## Set exercise
Wherever the word "plant" turns up in a line of the entries, copy that line.

## The records
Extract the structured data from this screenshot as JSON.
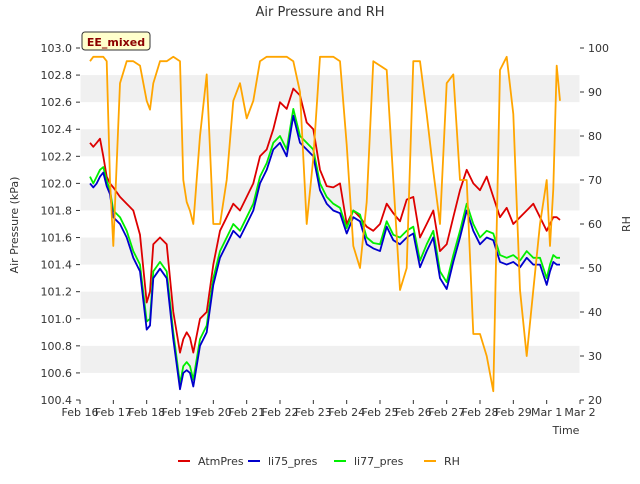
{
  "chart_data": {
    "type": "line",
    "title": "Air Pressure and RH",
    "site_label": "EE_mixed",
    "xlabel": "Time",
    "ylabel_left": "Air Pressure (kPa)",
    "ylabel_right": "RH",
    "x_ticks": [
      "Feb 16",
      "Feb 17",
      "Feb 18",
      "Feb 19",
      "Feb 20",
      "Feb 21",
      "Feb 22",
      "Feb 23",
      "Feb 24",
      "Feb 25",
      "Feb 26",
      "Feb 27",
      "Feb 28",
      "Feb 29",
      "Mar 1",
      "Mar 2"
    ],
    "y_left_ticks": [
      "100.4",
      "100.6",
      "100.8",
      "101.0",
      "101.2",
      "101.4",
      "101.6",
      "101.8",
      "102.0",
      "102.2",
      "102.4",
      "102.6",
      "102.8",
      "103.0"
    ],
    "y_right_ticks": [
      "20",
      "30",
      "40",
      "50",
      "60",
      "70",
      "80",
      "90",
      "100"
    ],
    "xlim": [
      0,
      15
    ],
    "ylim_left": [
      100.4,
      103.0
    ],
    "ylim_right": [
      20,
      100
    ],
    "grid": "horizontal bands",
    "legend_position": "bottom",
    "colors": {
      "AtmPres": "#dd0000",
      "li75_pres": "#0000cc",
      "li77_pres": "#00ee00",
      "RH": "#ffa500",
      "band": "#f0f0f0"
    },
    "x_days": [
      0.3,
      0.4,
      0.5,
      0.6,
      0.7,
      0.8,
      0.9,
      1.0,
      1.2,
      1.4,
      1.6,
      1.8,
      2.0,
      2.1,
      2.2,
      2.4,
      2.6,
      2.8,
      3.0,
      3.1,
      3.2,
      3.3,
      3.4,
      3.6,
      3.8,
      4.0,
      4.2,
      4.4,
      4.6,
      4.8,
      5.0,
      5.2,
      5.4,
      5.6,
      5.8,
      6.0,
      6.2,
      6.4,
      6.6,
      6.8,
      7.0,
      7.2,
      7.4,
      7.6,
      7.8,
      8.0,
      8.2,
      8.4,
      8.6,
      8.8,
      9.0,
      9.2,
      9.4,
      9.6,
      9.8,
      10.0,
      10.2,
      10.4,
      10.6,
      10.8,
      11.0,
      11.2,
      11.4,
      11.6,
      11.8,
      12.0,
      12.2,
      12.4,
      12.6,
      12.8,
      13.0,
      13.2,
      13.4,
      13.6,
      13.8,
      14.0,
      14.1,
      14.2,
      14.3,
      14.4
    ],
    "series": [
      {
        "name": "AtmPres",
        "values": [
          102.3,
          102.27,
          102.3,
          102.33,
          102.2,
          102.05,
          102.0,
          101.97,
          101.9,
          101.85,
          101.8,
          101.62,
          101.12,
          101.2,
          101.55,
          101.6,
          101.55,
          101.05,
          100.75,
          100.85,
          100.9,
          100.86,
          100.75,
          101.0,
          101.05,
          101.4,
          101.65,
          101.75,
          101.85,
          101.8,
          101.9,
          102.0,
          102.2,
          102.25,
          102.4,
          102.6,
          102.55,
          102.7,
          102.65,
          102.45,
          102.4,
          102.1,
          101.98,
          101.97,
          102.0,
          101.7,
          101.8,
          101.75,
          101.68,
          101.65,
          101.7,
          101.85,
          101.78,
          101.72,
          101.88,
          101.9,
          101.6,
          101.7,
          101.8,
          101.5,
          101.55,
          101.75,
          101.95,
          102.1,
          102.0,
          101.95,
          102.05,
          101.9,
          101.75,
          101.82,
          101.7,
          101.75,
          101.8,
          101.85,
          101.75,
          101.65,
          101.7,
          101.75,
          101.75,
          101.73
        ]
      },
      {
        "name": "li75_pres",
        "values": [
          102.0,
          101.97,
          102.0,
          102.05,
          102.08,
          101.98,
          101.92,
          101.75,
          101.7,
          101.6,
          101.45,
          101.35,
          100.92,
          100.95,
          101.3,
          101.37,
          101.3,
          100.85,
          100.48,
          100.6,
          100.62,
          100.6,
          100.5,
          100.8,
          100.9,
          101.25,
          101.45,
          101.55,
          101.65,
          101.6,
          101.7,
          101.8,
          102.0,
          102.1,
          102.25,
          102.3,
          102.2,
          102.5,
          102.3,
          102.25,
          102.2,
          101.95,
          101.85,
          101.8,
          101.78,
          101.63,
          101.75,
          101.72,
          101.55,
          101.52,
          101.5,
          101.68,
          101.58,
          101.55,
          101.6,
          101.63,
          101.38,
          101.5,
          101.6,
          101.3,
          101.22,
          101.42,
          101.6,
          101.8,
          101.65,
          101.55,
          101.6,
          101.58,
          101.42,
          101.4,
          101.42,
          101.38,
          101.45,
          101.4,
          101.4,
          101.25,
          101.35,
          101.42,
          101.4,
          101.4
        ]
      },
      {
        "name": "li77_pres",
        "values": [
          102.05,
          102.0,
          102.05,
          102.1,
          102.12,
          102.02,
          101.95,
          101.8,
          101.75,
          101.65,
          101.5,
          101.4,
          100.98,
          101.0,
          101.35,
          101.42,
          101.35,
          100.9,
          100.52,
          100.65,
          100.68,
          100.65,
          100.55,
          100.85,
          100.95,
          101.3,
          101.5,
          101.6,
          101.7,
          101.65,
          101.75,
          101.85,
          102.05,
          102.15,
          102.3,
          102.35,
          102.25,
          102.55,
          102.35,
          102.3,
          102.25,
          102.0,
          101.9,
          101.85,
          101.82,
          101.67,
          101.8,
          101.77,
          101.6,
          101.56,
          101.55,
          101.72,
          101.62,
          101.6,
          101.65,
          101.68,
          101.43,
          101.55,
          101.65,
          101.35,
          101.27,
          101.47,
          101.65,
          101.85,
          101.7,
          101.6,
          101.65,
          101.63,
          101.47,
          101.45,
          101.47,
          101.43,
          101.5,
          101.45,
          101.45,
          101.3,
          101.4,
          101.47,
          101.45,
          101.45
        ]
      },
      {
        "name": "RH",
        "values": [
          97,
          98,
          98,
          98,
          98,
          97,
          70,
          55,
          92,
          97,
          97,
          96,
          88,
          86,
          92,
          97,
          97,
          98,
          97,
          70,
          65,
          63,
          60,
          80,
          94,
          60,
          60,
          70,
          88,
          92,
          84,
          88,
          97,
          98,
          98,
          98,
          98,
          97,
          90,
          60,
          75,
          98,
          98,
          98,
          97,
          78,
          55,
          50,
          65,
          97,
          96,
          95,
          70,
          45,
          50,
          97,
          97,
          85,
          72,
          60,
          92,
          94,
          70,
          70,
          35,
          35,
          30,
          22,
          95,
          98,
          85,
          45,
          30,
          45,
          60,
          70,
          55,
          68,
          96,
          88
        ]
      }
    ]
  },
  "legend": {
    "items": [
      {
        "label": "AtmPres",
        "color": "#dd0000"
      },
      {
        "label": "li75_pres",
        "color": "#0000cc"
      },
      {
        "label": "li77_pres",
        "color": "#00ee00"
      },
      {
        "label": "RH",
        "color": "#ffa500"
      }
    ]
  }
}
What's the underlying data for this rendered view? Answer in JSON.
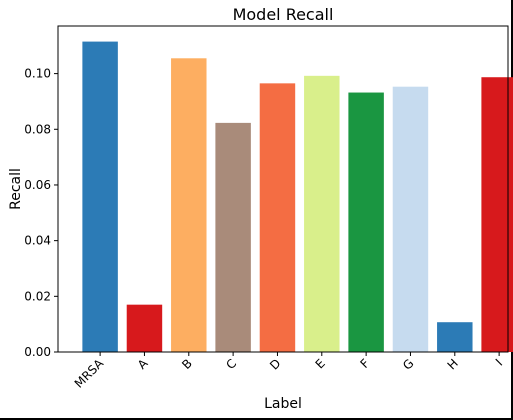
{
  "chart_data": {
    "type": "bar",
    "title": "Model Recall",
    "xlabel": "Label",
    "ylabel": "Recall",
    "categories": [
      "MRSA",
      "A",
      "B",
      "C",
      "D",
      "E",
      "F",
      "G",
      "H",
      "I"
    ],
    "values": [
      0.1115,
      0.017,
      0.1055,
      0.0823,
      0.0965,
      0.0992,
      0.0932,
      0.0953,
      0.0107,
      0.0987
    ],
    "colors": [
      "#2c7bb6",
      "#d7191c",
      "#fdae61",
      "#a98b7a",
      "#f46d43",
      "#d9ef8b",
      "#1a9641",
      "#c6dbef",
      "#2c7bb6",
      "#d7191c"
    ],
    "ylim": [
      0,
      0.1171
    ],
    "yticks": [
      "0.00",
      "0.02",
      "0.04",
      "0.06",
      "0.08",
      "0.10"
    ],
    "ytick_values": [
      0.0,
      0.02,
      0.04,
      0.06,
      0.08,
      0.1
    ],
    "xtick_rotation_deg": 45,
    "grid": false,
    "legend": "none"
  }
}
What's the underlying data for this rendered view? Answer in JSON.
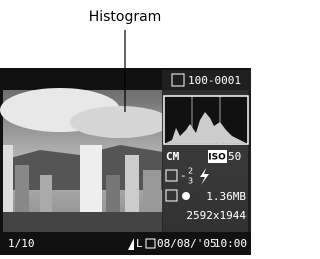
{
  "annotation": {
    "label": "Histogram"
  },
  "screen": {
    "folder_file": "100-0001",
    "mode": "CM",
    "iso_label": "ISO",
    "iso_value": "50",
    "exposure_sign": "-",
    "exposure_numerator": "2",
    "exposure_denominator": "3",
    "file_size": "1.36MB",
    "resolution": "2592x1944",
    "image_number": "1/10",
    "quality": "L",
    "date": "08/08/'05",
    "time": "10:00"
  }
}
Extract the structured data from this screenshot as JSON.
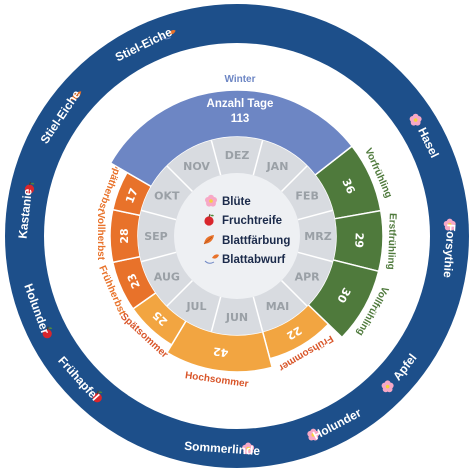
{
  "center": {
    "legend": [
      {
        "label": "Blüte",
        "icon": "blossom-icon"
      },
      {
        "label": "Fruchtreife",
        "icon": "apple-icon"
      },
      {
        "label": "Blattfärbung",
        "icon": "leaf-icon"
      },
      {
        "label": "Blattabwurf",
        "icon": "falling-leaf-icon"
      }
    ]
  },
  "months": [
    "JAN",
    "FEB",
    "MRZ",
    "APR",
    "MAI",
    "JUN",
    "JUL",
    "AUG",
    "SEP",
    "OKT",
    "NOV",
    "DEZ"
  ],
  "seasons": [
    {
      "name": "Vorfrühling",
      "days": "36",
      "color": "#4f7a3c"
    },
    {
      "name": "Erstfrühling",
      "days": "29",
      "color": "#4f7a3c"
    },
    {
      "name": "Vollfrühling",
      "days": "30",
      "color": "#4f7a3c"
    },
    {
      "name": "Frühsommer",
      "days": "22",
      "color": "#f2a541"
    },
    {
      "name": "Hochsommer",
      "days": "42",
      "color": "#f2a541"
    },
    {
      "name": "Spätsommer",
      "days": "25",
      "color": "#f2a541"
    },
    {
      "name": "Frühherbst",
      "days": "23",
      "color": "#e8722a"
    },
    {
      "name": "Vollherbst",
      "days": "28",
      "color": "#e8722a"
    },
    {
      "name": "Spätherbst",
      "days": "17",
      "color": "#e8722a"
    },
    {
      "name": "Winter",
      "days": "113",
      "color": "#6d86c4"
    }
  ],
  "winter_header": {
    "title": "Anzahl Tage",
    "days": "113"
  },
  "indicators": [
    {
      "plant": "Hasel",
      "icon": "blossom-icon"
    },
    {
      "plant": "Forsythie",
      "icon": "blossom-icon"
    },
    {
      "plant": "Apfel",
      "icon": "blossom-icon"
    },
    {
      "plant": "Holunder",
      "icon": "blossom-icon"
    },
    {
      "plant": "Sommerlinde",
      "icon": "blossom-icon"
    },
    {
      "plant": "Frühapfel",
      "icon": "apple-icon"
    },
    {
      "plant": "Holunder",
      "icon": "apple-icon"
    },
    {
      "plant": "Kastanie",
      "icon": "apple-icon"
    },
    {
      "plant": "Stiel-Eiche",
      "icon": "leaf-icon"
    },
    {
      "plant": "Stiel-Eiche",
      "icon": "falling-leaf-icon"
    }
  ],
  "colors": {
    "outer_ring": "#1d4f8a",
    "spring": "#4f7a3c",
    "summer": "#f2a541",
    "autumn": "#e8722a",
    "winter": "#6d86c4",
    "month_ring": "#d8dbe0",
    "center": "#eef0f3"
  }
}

## Response to the exercise
      "plant": "Hasel",
      "plant": "Forsythie",
      "plant": "Apfel",
      "plant": "Holunder",
      "plant": "Sommerlinde",
      "plant": "Frühapfel",
      "plant": "Holunder",
      "plant": "Kastanie",
      "plant": "Stiel-Eiche",
      "plant": "Stiel-Eiche",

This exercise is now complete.